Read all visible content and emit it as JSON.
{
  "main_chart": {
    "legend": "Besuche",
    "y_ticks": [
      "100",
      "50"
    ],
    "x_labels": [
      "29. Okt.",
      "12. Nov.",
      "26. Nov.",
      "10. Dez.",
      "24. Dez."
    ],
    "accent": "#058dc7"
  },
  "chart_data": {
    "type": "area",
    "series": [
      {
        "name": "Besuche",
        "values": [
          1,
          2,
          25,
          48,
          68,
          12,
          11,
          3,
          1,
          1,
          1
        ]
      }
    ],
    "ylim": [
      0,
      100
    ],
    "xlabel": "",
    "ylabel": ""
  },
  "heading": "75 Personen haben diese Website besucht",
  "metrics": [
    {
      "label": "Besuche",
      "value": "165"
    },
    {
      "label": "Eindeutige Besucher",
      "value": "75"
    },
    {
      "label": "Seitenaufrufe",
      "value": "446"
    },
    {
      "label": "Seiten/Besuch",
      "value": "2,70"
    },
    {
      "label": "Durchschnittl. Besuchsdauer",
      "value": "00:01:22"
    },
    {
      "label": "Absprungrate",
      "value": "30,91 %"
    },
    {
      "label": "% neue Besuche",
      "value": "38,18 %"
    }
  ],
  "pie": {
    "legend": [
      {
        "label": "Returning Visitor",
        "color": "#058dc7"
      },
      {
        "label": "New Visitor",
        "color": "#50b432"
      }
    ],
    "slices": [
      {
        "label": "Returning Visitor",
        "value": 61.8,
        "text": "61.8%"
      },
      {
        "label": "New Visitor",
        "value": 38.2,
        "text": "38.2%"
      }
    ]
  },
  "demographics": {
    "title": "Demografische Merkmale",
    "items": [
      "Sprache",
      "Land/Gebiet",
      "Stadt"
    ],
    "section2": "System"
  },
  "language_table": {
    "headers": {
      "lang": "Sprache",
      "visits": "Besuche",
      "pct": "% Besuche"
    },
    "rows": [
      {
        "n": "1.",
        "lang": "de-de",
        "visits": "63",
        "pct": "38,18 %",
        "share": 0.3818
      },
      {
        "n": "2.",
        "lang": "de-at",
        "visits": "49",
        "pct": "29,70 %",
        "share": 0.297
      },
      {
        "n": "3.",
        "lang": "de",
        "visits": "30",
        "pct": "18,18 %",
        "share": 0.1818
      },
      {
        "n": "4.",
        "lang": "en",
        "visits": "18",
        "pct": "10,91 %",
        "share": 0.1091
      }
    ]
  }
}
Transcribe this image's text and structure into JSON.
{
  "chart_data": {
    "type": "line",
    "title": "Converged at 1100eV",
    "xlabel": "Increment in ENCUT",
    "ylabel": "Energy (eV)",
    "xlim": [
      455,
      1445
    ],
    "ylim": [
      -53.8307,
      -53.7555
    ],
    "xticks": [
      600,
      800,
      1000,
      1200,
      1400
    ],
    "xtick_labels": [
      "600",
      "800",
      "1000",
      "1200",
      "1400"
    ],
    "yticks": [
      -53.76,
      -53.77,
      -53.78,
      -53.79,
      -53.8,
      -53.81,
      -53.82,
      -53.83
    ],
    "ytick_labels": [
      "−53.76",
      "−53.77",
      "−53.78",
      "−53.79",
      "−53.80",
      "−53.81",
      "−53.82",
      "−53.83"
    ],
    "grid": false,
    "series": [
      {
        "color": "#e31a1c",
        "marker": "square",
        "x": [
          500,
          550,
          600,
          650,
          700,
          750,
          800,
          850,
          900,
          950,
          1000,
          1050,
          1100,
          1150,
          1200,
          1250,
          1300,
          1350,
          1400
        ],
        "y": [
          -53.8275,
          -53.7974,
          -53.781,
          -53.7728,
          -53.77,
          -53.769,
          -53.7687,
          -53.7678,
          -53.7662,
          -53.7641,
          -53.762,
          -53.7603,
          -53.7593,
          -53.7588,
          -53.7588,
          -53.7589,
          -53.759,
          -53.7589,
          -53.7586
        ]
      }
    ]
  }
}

__________________________________________________

**Required task:**
From the data above, copy out every line with the string "title" in it.

**Completed exercise:**
    "title": "Demografische Merkmale",
    "title": "Converged at 1100eV",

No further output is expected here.